-- begin --

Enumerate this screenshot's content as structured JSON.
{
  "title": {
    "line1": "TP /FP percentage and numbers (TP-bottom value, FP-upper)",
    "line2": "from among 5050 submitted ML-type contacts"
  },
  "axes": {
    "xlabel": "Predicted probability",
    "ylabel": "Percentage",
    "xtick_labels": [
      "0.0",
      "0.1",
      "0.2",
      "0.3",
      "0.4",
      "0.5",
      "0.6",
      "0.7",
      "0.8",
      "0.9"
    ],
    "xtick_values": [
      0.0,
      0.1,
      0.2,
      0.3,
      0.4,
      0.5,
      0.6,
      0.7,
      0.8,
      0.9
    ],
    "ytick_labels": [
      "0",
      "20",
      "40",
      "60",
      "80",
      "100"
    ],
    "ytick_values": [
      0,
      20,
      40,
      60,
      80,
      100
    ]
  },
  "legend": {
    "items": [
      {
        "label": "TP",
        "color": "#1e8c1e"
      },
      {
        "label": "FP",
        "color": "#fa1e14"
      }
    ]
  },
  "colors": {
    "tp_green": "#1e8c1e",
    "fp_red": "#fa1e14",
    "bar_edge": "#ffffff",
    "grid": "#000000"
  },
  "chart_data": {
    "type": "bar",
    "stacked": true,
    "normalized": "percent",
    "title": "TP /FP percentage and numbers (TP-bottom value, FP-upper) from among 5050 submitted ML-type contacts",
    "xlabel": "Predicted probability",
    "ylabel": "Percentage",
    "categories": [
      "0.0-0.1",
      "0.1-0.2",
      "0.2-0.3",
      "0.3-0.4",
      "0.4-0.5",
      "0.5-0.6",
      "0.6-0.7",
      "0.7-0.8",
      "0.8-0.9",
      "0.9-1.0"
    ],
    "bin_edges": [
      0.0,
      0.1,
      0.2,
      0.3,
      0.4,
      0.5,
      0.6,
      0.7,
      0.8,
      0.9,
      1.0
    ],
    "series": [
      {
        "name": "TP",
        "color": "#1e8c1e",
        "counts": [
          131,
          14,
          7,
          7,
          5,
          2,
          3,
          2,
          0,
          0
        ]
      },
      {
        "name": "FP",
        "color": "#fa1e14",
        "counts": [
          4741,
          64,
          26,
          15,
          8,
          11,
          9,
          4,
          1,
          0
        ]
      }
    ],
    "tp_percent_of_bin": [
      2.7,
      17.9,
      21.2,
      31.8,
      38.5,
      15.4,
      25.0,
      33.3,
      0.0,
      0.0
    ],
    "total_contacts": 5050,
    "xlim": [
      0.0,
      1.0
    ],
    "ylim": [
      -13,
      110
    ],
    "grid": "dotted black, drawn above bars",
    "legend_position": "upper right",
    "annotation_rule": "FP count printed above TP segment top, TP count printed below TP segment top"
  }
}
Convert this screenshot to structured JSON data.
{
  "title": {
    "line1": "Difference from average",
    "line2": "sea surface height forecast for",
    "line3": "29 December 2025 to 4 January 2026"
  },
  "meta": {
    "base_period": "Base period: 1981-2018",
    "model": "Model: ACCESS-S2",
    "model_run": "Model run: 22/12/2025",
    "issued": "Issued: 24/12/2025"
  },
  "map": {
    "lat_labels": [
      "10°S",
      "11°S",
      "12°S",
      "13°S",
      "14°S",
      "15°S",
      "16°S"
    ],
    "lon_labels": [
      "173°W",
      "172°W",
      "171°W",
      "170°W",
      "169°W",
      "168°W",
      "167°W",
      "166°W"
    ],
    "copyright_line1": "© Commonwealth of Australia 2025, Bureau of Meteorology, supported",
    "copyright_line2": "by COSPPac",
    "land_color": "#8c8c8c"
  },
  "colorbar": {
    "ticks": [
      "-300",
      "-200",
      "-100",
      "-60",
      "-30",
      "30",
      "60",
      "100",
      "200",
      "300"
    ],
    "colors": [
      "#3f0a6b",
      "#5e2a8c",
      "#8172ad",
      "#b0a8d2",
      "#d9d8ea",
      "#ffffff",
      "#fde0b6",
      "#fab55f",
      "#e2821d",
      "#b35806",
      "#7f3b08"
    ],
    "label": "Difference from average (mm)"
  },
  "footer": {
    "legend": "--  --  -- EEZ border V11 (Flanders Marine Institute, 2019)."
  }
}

-- end --

> [PROBLEM DETAILS]: Locate the line that contains "Convert this screenshot", then please quote it and every line after it to the end of the entries above, exactly and with nothing else.

> [WRITTEN SOLUTION]:
Convert this screenshot to structured JSON data.
{
  "title": {
    "line1": "Difference from average",
    "line2": "sea surface height forecast for",
    "line3": "29 December 2025 to 4 January 2026"
  },
  "meta": {
    "base_period": "Base period: 1981-2018",
    "model": "Model: ACCESS-S2",
    "model_run": "Model run: 22/12/2025",
    "issued": "Issued: 24/12/2025"
  },
  "map": {
    "lat_labels": [
      "10°S",
      "11°S",
      "12°S",
      "13°S",
      "14°S",
      "15°S",
      "16°S"
    ],
    "lon_labels": [
      "173°W",
      "172°W",
      "171°W",
      "170°W",
      "169°W",
      "168°W",
      "167°W",
      "166°W"
    ],
    "copyright_line1": "© Commonwealth of Australia 2025, Bureau of Meteorology, supported",
    "copyright_line2": "by COSPPac",
    "land_color": "#8c8c8c"
  },
  "colorbar": {
    "ticks": [
      "-300",
      "-200",
      "-100",
      "-60",
      "-30",
      "30",
      "60",
      "100",
      "200",
      "300"
    ],
    "colors": [
      "#3f0a6b",
      "#5e2a8c",
      "#8172ad",
      "#b0a8d2",
      "#d9d8ea",
      "#ffffff",
      "#fde0b6",
      "#fab55f",
      "#e2821d",
      "#b35806",
      "#7f3b08"
    ],
    "label": "Difference from average (mm)"
  },
  "footer": {
    "legend": "--  --  -- EEZ border V11 (Flanders Marine Institute, 2019)."
  }
}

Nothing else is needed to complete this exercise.